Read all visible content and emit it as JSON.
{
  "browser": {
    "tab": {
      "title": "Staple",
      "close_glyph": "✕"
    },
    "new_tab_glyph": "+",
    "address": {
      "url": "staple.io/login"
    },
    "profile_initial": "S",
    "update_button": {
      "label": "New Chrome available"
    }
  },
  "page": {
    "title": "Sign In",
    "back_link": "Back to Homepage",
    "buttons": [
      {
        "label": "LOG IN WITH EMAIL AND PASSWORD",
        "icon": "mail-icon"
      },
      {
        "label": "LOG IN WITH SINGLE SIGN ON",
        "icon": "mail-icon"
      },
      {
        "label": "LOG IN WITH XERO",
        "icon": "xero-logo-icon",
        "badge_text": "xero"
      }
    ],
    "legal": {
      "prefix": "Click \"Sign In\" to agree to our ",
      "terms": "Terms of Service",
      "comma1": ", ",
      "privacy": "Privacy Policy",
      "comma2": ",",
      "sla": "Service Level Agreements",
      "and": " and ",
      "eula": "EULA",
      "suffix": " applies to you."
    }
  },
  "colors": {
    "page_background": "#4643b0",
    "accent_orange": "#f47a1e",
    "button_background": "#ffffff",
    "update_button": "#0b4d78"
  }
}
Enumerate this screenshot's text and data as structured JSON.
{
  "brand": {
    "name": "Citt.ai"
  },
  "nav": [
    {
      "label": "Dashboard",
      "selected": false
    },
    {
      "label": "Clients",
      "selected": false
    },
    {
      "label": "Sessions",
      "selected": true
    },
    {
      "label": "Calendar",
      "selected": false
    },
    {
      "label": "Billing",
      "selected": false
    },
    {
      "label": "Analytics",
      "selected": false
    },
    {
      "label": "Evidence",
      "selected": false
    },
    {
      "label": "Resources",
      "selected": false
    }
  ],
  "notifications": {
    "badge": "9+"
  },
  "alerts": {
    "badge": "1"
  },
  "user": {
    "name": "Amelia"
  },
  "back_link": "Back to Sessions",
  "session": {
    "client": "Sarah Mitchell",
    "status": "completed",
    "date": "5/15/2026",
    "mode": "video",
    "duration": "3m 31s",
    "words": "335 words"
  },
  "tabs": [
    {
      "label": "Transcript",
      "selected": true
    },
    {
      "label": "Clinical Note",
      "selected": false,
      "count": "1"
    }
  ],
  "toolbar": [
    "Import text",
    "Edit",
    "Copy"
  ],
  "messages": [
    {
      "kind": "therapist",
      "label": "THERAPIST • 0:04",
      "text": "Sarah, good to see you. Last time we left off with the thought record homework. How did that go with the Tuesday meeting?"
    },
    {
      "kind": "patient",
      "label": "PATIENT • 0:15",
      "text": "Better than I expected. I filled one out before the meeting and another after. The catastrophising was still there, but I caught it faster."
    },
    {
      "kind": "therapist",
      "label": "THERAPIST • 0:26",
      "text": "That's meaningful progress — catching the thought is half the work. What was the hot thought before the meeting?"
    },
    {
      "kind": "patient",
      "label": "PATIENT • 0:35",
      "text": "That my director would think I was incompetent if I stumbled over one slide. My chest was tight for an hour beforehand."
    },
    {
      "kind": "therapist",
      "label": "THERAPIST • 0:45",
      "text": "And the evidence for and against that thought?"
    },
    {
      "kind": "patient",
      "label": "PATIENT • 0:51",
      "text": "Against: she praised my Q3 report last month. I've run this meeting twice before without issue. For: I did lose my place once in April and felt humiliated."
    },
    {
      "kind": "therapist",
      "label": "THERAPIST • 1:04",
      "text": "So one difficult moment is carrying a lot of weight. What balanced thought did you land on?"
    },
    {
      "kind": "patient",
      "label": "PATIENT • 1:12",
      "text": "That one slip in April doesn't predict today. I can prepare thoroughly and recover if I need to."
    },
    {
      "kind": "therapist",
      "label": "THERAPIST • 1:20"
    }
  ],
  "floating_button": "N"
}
☆ ☆ ☆
Give the material above again, word for word.

*The completed task*.
Read all visible content and emit it as JSON.
{
  "browser": {
    "tab": {
      "title": "Staple",
      "close_glyph": "✕"
    },
    "new_tab_glyph": "+",
    "address": {
      "url": "staple.io/login"
    },
    "profile_initial": "S",
    "update_button": {
      "label": "New Chrome available"
    }
  },
  "page": {
    "title": "Sign In",
    "back_link": "Back to Homepage",
    "buttons": [
      {
        "label": "LOG IN WITH EMAIL AND PASSWORD",
        "icon": "mail-icon"
      },
      {
        "label": "LOG IN WITH SINGLE SIGN ON",
        "icon": "mail-icon"
      },
      {
        "label": "LOG IN WITH XERO",
        "icon": "xero-logo-icon",
        "badge_text": "xero"
      }
    ],
    "legal": {
      "prefix": "Click \"Sign In\" to agree to our ",
      "terms": "Terms of Service",
      "comma1": ", ",
      "privacy": "Privacy Policy",
      "comma2": ",",
      "sla": "Service Level Agreements",
      "and": " and ",
      "eula": "EULA",
      "suffix": " applies to you."
    }
  },
  "colors": {
    "page_background": "#4643b0",
    "accent_orange": "#f47a1e",
    "button_background": "#ffffff",
    "update_button": "#0b4d78"
  }
}
Enumerate this screenshot's text and data as structured JSON.
{
  "brand": {
    "name": "Citt.ai"
  },
  "nav": [
    {
      "label": "Dashboard",
      "selected": false
    },
    {
      "label": "Clients",
      "selected": false
    },
    {
      "label": "Sessions",
      "selected": true
    },
    {
      "label": "Calendar",
      "selected": false
    },
    {
      "label": "Billing",
      "selected": false
    },
    {
      "label": "Analytics",
      "selected": false
    },
    {
      "label": "Evidence",
      "selected": false
    },
    {
      "label": "Resources",
      "selected": false
    }
  ],
  "notifications": {
    "badge": "9+"
  },
  "alerts": {
    "badge": "1"
  },
  "user": {
    "name": "Amelia"
  },
  "back_link": "Back to Sessions",
  "session": {
    "client": "Sarah Mitchell",
    "status": "completed",
    "date": "5/15/2026",
    "mode": "video",
    "duration": "3m 31s",
    "words": "335 words"
  },
  "tabs": [
    {
      "label": "Transcript",
      "selected": true
    },
    {
      "label": "Clinical Note",
      "selected": false,
      "count": "1"
    }
  ],
  "toolbar": [
    "Import text",
    "Edit",
    "Copy"
  ],
  "messages": [
    {
      "kind": "therapist",
      "label": "THERAPIST • 0:04",
      "text": "Sarah, good to see you. Last time we left off with the thought record homework. How did that go with the Tuesday meeting?"
    },
    {
      "kind": "patient",
      "label": "PATIENT • 0:15",
      "text": "Better than I expected. I filled one out before the meeting and another after. The catastrophising was still there, but I caught it faster."
    },
    {
      "kind": "therapist",
      "label": "THERAPIST • 0:26",
      "text": "That's meaningful progress — catching the thought is half the work. What was the hot thought before the meeting?"
    },
    {
      "kind": "patient",
      "label": "PATIENT • 0:35",
      "text": "That my director would think I was incompetent if I stumbled over one slide. My chest was tight for an hour beforehand."
    },
    {
      "kind": "therapist",
      "label": "THERAPIST • 0:45",
      "text": "And the evidence for and against that thought?"
    },
    {
      "kind": "patient",
      "label": "PATIENT • 0:51",
      "text": "Against: she praised my Q3 report last month. I've run this meeting twice before without issue. For: I did lose my place once in April and felt humiliated."
    },
    {
      "kind": "therapist",
      "label": "THERAPIST • 1:04",
      "text": "So one difficult moment is carrying a lot of weight. What balanced thought did you land on?"
    },
    {
      "kind": "patient",
      "label": "PATIENT • 1:12",
      "text": "That one slip in April doesn't predict today. I can prepare thoroughly and recover if I need to."
    },
    {
      "kind": "therapist",
      "label": "THERAPIST • 1:20"
    }
  ],
  "floating_button": "N"
}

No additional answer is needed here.